▸ **YOUR TASK**
Go through the entries below and pick out every line with "title".

[Figure data in JSON]
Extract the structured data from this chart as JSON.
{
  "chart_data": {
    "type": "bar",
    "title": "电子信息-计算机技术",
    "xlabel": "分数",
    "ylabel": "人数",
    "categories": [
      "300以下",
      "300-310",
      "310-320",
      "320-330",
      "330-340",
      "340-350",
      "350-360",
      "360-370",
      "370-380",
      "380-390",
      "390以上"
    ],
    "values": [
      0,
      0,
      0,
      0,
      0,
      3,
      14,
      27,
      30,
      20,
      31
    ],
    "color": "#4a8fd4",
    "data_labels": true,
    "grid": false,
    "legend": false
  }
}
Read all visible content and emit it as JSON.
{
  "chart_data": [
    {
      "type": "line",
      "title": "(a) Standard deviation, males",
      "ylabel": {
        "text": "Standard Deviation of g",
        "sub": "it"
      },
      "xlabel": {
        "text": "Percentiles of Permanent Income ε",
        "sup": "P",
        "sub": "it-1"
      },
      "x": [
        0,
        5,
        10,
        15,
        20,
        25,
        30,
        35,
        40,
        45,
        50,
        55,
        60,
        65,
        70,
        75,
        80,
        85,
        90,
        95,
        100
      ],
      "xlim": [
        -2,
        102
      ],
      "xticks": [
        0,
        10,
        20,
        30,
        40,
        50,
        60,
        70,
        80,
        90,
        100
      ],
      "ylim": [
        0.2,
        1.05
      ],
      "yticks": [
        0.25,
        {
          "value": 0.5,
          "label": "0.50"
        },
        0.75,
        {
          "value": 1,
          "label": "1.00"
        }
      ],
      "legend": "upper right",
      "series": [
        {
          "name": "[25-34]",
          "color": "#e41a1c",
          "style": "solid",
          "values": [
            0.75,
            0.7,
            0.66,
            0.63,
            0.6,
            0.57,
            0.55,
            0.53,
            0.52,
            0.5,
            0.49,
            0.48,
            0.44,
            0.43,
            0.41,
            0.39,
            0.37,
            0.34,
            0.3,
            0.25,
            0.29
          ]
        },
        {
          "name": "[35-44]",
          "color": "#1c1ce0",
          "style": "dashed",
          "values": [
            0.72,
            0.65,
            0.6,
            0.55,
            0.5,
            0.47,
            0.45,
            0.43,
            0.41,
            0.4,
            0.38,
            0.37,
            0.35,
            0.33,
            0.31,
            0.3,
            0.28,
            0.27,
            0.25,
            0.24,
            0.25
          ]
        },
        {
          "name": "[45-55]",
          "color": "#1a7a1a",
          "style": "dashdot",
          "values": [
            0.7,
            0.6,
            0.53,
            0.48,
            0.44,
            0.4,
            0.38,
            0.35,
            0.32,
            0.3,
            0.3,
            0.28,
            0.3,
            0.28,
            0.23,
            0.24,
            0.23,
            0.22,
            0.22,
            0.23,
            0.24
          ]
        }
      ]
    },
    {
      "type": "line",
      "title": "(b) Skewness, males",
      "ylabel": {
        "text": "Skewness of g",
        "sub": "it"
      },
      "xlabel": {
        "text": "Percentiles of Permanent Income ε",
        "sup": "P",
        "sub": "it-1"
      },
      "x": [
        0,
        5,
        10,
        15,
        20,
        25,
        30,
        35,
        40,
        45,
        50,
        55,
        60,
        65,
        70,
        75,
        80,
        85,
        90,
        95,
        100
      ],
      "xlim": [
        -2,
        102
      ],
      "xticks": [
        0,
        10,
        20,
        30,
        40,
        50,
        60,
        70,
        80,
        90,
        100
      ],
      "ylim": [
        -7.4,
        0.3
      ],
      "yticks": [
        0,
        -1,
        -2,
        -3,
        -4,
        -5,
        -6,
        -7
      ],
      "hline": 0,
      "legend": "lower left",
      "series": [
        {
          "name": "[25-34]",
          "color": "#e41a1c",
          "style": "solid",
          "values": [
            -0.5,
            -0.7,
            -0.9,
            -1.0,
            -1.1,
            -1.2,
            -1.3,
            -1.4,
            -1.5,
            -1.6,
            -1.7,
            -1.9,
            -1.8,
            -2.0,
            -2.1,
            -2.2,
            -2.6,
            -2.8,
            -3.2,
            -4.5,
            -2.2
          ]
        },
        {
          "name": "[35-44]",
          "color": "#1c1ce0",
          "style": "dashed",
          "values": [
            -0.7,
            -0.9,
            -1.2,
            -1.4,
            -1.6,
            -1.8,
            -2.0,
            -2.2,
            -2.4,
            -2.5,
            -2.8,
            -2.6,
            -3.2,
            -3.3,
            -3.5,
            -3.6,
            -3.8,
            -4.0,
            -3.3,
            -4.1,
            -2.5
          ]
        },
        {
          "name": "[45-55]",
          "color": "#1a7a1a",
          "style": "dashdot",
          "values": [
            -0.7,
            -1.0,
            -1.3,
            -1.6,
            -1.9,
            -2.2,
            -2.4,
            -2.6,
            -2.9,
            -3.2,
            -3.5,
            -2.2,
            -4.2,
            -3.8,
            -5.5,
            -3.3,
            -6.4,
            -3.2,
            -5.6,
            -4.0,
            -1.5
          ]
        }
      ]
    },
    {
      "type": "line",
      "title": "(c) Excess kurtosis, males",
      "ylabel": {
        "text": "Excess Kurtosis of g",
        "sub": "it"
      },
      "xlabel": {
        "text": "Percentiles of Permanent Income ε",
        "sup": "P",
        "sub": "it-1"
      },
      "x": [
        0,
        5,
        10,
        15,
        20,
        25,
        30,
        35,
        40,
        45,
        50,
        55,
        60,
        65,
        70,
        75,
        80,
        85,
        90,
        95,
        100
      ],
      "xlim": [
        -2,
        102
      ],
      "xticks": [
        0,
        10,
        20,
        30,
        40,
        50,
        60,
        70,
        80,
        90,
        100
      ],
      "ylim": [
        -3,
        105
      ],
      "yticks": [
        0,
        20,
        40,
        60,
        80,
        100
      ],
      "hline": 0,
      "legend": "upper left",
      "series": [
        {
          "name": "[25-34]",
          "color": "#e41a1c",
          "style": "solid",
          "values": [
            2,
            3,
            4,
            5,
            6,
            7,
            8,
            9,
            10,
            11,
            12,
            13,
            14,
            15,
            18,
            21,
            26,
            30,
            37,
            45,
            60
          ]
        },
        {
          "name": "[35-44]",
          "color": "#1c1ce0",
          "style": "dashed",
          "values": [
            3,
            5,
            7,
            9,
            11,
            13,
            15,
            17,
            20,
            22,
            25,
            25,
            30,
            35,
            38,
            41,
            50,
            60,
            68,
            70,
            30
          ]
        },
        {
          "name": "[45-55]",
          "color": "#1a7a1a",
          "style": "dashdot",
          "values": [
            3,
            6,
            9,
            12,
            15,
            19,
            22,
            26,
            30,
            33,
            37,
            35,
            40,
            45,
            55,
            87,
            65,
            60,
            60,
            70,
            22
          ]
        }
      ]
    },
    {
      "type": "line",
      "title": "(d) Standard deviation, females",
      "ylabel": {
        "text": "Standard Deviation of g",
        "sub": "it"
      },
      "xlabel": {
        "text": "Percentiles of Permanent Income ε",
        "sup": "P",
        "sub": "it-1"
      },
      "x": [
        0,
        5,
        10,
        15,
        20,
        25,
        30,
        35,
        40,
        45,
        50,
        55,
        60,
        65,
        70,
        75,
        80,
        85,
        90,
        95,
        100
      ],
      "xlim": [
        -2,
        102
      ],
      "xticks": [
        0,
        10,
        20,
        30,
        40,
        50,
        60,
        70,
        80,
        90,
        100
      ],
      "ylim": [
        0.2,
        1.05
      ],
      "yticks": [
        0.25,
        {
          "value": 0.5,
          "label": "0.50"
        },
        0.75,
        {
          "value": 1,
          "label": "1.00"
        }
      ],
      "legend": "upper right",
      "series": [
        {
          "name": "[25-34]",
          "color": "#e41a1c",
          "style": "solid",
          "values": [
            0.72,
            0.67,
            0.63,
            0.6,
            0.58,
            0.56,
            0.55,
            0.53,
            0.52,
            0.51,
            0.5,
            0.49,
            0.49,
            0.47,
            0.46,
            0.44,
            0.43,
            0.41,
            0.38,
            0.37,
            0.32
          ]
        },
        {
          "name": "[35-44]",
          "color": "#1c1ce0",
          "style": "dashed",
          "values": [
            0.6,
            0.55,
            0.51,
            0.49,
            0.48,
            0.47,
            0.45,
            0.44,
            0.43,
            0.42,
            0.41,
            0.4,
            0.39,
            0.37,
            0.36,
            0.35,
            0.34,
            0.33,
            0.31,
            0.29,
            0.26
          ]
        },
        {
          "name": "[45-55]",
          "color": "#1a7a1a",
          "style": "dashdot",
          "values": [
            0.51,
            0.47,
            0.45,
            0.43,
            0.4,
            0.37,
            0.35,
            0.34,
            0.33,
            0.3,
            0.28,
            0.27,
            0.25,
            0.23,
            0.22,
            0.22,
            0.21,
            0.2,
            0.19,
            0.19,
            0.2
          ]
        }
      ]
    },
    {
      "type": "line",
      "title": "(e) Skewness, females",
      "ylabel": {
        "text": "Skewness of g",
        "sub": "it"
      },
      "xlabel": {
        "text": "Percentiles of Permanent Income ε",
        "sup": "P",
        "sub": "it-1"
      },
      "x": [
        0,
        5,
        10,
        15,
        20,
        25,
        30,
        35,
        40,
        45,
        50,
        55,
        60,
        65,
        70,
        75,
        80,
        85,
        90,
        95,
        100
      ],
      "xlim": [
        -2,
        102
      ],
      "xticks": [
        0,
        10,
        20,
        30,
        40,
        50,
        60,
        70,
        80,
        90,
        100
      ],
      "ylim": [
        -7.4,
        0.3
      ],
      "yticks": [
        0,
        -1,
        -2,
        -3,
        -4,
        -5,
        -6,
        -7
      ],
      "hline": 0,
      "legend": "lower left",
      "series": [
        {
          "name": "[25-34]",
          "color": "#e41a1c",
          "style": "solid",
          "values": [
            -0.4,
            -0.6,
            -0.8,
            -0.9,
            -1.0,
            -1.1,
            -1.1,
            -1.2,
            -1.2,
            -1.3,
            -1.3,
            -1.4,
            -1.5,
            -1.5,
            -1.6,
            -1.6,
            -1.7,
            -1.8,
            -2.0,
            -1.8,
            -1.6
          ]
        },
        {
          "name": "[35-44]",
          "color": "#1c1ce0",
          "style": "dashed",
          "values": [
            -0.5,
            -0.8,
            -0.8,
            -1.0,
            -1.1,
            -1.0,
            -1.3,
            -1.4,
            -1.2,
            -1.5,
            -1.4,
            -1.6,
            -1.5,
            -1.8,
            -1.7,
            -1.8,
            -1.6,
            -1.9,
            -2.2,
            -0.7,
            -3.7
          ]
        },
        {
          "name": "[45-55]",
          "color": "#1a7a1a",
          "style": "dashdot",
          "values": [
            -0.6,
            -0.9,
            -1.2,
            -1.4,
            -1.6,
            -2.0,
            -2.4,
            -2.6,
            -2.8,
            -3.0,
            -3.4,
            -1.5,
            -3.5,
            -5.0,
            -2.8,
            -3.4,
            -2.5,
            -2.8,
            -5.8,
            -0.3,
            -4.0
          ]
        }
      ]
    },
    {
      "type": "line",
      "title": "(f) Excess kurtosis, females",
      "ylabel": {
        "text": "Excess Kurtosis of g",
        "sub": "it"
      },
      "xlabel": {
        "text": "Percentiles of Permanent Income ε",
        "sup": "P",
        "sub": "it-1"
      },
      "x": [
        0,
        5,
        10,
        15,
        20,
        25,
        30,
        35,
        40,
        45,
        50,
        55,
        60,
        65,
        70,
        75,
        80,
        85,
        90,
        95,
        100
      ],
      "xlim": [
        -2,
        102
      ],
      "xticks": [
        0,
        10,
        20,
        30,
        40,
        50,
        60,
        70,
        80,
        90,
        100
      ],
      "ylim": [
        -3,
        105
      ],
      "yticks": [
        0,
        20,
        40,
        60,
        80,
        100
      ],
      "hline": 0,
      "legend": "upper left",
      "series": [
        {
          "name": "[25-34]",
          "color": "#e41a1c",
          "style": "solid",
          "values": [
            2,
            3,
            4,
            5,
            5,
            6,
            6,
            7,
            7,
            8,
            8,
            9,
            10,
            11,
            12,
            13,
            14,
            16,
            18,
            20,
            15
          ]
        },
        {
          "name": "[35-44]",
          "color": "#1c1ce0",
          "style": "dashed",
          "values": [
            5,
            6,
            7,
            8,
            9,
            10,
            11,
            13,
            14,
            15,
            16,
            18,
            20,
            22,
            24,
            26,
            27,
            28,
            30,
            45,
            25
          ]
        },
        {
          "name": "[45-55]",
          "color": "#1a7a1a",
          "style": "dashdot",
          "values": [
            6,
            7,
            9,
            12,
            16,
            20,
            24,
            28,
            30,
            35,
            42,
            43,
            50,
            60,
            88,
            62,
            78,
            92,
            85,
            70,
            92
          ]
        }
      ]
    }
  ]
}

▸ **PROBLEM SOLUTION**
    "title": "电子信息-计算机技术",
      "title": "(a) Standard deviation, males",
      "title": "(b) Skewness, males",
      "title": "(c) Excess kurtosis, males",
      "title": "(d) Standard deviation, females",
      "title": "(e) Skewness, females",
      "title": "(f) Excess kurtosis, females",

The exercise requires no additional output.